**Problem**
Return the line containing "Output the text content of this document." and all lines after it exactly; stop at the end of the material.
========================================================================
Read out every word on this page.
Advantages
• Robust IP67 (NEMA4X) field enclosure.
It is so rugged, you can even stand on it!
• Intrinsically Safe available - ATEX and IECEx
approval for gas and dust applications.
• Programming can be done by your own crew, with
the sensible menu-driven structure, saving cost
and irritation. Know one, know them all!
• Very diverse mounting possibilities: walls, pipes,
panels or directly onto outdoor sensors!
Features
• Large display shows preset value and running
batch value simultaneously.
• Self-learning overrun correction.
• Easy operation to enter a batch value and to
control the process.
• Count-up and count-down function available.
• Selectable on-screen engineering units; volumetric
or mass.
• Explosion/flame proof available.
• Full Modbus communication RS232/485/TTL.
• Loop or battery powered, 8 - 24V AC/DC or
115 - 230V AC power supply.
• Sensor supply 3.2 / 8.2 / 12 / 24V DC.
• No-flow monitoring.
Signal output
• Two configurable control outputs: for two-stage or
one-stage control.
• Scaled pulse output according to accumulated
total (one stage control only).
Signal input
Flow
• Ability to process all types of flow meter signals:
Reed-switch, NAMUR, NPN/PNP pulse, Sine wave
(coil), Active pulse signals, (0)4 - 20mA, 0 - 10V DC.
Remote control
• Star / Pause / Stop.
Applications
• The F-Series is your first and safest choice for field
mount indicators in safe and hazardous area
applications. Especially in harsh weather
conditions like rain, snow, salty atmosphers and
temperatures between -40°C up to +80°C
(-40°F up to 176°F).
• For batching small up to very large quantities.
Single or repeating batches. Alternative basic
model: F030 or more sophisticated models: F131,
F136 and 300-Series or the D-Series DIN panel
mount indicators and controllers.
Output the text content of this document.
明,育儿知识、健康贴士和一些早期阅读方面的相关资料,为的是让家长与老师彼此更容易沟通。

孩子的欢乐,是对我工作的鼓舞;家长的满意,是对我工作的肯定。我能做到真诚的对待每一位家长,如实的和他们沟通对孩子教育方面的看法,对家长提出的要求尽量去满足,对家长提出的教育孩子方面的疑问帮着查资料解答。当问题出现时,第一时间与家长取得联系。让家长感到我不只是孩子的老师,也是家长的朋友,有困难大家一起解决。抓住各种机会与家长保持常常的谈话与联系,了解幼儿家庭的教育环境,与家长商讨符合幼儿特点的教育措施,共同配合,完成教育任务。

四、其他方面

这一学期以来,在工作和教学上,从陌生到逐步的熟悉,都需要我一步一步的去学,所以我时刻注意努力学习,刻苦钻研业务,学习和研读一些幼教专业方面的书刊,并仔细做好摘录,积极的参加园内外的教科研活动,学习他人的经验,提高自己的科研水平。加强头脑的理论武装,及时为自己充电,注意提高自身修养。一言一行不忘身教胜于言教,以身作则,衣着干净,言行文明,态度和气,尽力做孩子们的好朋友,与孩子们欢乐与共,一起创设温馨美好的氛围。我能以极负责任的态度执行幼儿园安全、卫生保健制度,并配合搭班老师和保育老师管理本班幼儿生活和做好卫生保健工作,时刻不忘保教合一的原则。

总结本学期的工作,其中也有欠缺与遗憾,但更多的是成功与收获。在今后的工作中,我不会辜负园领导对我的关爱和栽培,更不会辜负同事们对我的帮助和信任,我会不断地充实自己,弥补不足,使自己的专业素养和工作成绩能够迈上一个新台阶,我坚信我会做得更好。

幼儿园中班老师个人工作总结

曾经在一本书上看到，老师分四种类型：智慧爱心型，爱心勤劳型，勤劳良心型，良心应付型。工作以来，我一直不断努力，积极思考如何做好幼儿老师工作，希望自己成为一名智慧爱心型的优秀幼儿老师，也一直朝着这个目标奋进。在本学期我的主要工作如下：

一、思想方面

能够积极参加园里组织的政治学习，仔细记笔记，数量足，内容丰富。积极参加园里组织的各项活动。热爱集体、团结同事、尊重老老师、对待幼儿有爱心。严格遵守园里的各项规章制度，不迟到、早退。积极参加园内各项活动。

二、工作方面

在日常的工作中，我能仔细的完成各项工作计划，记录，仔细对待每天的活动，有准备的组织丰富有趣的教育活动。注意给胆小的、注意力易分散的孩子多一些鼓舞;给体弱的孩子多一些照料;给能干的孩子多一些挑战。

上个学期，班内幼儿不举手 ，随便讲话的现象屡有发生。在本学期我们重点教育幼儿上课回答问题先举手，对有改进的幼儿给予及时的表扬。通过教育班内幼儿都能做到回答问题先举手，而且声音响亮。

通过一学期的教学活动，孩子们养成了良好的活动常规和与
========================================================================
**Solution below**
Output the text content of this document.
明,育儿知识、健康贴士和一些早期阅读方面的相关资料,为的是让家长与老师彼此更容易沟通。

孩子的欢乐,是对我工作的鼓舞;家长的满意,是对我工作的肯定。我能做到真诚的对待每一位家长,如实的和他们沟通对孩子教育方面的看法,对家长提出的要求尽量去满足,对家长提出的教育孩子方面的疑问帮着查资料解答。当问题出现时,第一时间与家长取得联系。让家长感到我不只是孩子的老师,也是家长的朋友,有困难大家一起解决。抓住各种机会与家长保持常常的谈话与联系,了解幼儿家庭的教育环境,与家长商讨符合幼儿特点的教育措施,共同配合,完成教育任务。

四、其他方面

这一学期以来,在工作和教学上,从陌生到逐步的熟悉,都需要我一步一步的去学,所以我时刻注意努力学习,刻苦钻研业务,学习和研读一些幼教专业方面的书刊,并仔细做好摘录,积极的参加园内外的教科研活动,学习他人的经验,提高自己的科研水平。加强头脑的理论武装,及时为自己充电,注意提高自身修养。一言一行不忘身教胜于言教,以身作则,衣着干净,言行文明,态度和气,尽力做孩子们的好朋友,与孩子们欢乐与共,一起创设温馨美好的氛围。我能以极负责任的态度执行幼儿园安全、卫生保健制度,并配合搭班老师和保育老师管理本班幼儿生活和做好卫生保健工作,时刻不忘保教合一的原则。

总结本学期的工作,其中也有欠缺与遗憾,但更多的是成功与收获。在今后的工作中,我不会辜负园领导对我的关爱和栽培,更不会辜负同事们对我的帮助和信任,我会不断地充实自己,弥补不足,使自己的专业素养和工作成绩能够迈上一个新台阶,我坚信我会做得更好。

幼儿园中班老师个人工作总结

曾经在一本书上看到，老师分四种类型：智慧爱心型，爱心勤劳型，勤劳良心型，良心应付型。工作以来，我一直不断努力，积极思考如何做好幼儿老师工作，希望自己成为一名智慧爱心型的优秀幼儿老师，也一直朝着这个目标奋进。在本学期我的主要工作如下：

一、思想方面

能够积极参加园里组织的政治学习，仔细记笔记，数量足，内容丰富。积极参加园里组织的各项活动。热爱集体、团结同事、尊重老老师、对待幼儿有爱心。严格遵守园里的各项规章制度，不迟到、早退。积极参加园内各项活动。

二、工作方面

在日常的工作中，我能仔细的完成各项工作计划，记录，仔细对待每天的活动，有准备的组织丰富有趣的教育活动。注意给胆小的、注意力易分散的孩子多一些鼓舞;给体弱的孩子多一些照料;给能干的孩子多一些挑战。

上个学期，班内幼儿不举手 ，随便讲话的现象屡有发生。在本学期我们重点教育幼儿上课回答问题先举手，对有改进的幼儿给予及时的表扬。通过教育班内幼儿都能做到回答问题先举手，而且声音响亮。

通过一学期的教学活动，孩子们养成了良好的活动常规和与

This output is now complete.